* Brief *
Extract all of the entries and give them again, word for word.

-------------------------

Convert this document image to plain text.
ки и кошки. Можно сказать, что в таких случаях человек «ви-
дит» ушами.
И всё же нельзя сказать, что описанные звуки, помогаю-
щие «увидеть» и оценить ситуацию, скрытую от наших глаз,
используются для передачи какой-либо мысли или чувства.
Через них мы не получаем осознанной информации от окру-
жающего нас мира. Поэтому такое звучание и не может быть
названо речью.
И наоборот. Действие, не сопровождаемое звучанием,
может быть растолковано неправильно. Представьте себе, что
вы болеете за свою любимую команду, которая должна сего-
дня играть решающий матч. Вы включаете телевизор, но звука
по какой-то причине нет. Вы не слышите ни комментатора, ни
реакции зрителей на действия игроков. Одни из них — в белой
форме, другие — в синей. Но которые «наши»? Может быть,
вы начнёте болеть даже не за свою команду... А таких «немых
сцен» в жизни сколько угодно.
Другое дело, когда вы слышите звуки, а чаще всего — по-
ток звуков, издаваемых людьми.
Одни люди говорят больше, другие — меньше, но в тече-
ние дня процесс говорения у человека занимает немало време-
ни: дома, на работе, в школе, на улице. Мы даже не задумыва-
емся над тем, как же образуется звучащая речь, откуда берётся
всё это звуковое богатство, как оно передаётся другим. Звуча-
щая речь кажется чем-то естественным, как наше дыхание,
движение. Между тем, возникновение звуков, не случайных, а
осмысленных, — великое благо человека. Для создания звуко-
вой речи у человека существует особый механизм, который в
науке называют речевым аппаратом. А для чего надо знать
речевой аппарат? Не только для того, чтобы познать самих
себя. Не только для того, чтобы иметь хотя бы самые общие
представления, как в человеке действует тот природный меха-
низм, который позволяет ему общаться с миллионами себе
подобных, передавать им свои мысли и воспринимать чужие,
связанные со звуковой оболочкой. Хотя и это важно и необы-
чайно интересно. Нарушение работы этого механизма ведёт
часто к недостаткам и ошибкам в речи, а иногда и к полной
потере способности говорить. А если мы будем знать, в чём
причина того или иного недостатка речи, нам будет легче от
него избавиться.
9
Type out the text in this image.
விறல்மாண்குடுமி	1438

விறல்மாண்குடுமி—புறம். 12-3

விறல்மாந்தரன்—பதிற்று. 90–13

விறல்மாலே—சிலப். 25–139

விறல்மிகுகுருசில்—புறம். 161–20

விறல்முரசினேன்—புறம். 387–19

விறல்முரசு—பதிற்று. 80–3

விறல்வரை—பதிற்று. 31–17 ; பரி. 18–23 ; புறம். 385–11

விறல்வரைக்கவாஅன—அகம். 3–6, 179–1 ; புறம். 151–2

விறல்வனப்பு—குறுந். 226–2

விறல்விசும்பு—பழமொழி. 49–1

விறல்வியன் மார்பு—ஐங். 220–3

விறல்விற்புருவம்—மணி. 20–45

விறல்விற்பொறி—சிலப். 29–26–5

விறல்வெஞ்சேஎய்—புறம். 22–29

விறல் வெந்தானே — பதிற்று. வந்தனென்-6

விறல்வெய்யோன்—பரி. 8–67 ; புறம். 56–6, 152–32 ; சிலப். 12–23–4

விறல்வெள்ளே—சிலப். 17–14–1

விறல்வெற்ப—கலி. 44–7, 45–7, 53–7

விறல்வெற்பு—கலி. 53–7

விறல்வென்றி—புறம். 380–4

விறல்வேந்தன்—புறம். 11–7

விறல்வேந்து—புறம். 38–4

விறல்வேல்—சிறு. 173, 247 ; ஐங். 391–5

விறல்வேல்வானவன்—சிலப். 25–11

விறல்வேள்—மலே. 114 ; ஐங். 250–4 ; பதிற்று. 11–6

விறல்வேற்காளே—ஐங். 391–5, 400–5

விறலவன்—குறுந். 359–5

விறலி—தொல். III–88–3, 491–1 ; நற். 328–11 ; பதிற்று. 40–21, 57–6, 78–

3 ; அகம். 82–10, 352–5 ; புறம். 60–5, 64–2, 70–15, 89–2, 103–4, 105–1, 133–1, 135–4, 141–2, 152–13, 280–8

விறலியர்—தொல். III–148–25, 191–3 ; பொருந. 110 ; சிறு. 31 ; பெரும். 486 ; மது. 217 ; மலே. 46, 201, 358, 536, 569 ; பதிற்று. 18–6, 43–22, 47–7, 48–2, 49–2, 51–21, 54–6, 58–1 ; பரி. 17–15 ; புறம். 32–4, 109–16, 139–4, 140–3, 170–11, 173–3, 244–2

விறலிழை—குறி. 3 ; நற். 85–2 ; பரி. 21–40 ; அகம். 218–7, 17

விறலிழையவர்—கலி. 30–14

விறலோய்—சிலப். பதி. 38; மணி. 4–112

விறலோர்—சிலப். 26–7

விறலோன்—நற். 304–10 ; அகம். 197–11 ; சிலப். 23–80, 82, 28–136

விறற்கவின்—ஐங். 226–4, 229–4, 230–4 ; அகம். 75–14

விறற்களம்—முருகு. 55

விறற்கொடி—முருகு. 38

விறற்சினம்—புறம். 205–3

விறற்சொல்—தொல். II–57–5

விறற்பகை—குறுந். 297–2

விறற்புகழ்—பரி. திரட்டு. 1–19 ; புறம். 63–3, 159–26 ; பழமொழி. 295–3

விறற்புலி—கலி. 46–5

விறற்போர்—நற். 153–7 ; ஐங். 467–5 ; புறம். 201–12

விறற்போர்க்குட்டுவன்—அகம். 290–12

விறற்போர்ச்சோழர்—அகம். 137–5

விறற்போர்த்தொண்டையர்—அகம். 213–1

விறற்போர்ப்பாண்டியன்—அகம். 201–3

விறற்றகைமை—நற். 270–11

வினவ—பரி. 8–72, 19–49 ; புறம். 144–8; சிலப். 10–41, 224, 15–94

-------------------------

* Full answer *
Convert this document image to plain text.
ки и кошки. Можно сказать, что в таких случаях человек «ви-
дит» ушами.
И всё же нельзя сказать, что описанные звуки, помогаю-
щие «увидеть» и оценить ситуацию, скрытую от наших глаз,
используются для передачи какой-либо мысли или чувства.
Через них мы не получаем осознанной информации от окру-
жающего нас мира. Поэтому такое звучание и не может быть
названо речью.
И наоборот. Действие, не сопровождаемое звучанием,
может быть растолковано неправильно. Представьте себе, что
вы болеете за свою любимую команду, которая должна сего-
дня играть решающий матч. Вы включаете телевизор, но звука
по какой-то причине нет. Вы не слышите ни комментатора, ни
реакции зрителей на действия игроков. Одни из них — в белой
форме, другие — в синей. Но которые «наши»? Может быть,
вы начнёте болеть даже не за свою команду... А таких «немых
сцен» в жизни сколько угодно.
Другое дело, когда вы слышите звуки, а чаще всего — по-
ток звуков, издаваемых людьми.
Одни люди говорят больше, другие — меньше, но в тече-
ние дня процесс говорения у человека занимает немало време-
ни: дома, на работе, в школе, на улице. Мы даже не задумыва-
емся над тем, как же образуется звучащая речь, откуда берётся
всё это звуковое богатство, как оно передаётся другим. Звуча-
щая речь кажется чем-то естественным, как наше дыхание,
движение. Между тем, возникновение звуков, не случайных, а
осмысленных, — великое благо человека. Для создания звуко-
вой речи у человека существует особый механизм, который в
науке называют речевым аппаратом. А для чего надо знать
речевой аппарат? Не только для того, чтобы познать самих
себя. Не только для того, чтобы иметь хотя бы самые общие
представления, как в человеке действует тот природный меха-
низм, который позволяет ему общаться с миллионами себе
подобных, передавать им свои мысли и воспринимать чужие,
связанные со звуковой оболочкой. Хотя и это важно и необы-
чайно интересно. Нарушение работы этого механизма ведёт
часто к недостаткам и ошибкам в речи, а иногда и к полной
потере способности говорить. А если мы будем знать, в чём
причина того или иного недостатка речи, нам будет легче от
него избавиться.
9
Type out the text in this image.
விறல்மாண்குடுமி	1438

விறல்மாண்குடுமி—புறம். 12-3

விறல்மாந்தரன்—பதிற்று. 90–13

விறல்மாலே—சிலப். 25–139

விறல்மிகுகுருசில்—புறம். 161–20

விறல்முரசினேன்—புறம். 387–19

விறல்முரசு—பதிற்று. 80–3

விறல்வரை—பதிற்று. 31–17 ; பரி. 18–23 ; புறம். 385–11

விறல்வரைக்கவாஅன—அகம். 3–6, 179–1 ; புறம். 151–2

விறல்வனப்பு—குறுந். 226–2

விறல்விசும்பு—பழமொழி. 49–1

விறல்வியன் மார்பு—ஐங். 220–3

விறல்விற்புருவம்—மணி. 20–45

விறல்விற்பொறி—சிலப். 29–26–5

விறல்வெஞ்சேஎய்—புறம். 22–29

விறல் வெந்தானே — பதிற்று. வந்தனென்-6

விறல்வெய்யோன்—பரி. 8–67 ; புறம். 56–6, 152–32 ; சிலப். 12–23–4

விறல்வெள்ளே—சிலப். 17–14–1

விறல்வெற்ப—கலி. 44–7, 45–7, 53–7

விறல்வெற்பு—கலி. 53–7

விறல்வென்றி—புறம். 380–4

விறல்வேந்தன்—புறம். 11–7

விறல்வேந்து—புறம். 38–4

விறல்வேல்—சிறு. 173, 247 ; ஐங். 391–5

விறல்வேல்வானவன்—சிலப். 25–11

விறல்வேள்—மலே. 114 ; ஐங். 250–4 ; பதிற்று. 11–6

விறல்வேற்காளே—ஐங். 391–5, 400–5

விறலவன்—குறுந். 359–5

விறலி—தொல். III–88–3, 491–1 ; நற். 328–11 ; பதிற்று. 40–21, 57–6, 78–

3 ; அகம். 82–10, 352–5 ; புறம். 60–5, 64–2, 70–15, 89–2, 103–4, 105–1, 133–1, 135–4, 141–2, 152–13, 280–8

விறலியர்—தொல். III–148–25, 191–3 ; பொருந. 110 ; சிறு. 31 ; பெரும். 486 ; மது. 217 ; மலே. 46, 201, 358, 536, 569 ; பதிற்று. 18–6, 43–22, 47–7, 48–2, 49–2, 51–21, 54–6, 58–1 ; பரி. 17–15 ; புறம். 32–4, 109–16, 139–4, 140–3, 170–11, 173–3, 244–2

விறலிழை—குறி. 3 ; நற். 85–2 ; பரி. 21–40 ; அகம். 218–7, 17

விறலிழையவர்—கலி. 30–14

விறலோய்—சிலப். பதி. 38; மணி. 4–112

விறலோர்—சிலப். 26–7

விறலோன்—நற். 304–10 ; அகம். 197–11 ; சிலப். 23–80, 82, 28–136

விறற்கவின்—ஐங். 226–4, 229–4, 230–4 ; அகம். 75–14

விறற்களம்—முருகு. 55

விறற்கொடி—முருகு. 38

விறற்சினம்—புறம். 205–3

விறற்சொல்—தொல். II–57–5

விறற்பகை—குறுந். 297–2

விறற்புகழ்—பரி. திரட்டு. 1–19 ; புறம். 63–3, 159–26 ; பழமொழி. 295–3

விறற்புலி—கலி. 46–5

விறற்போர்—நற். 153–7 ; ஐங். 467–5 ; புறம். 201–12

விறற்போர்க்குட்டுவன்—அகம். 290–12

விறற்போர்ச்சோழர்—அகம். 137–5

விறற்போர்த்தொண்டையர்—அகம். 213–1

விறற்போர்ப்பாண்டியன்—அகம். 201–3

விறற்றகைமை—நற். 270–11

வினவ—பரி. 8–72, 19–49 ; புறம். 144–8; சிலப். 10–41, 224, 15–94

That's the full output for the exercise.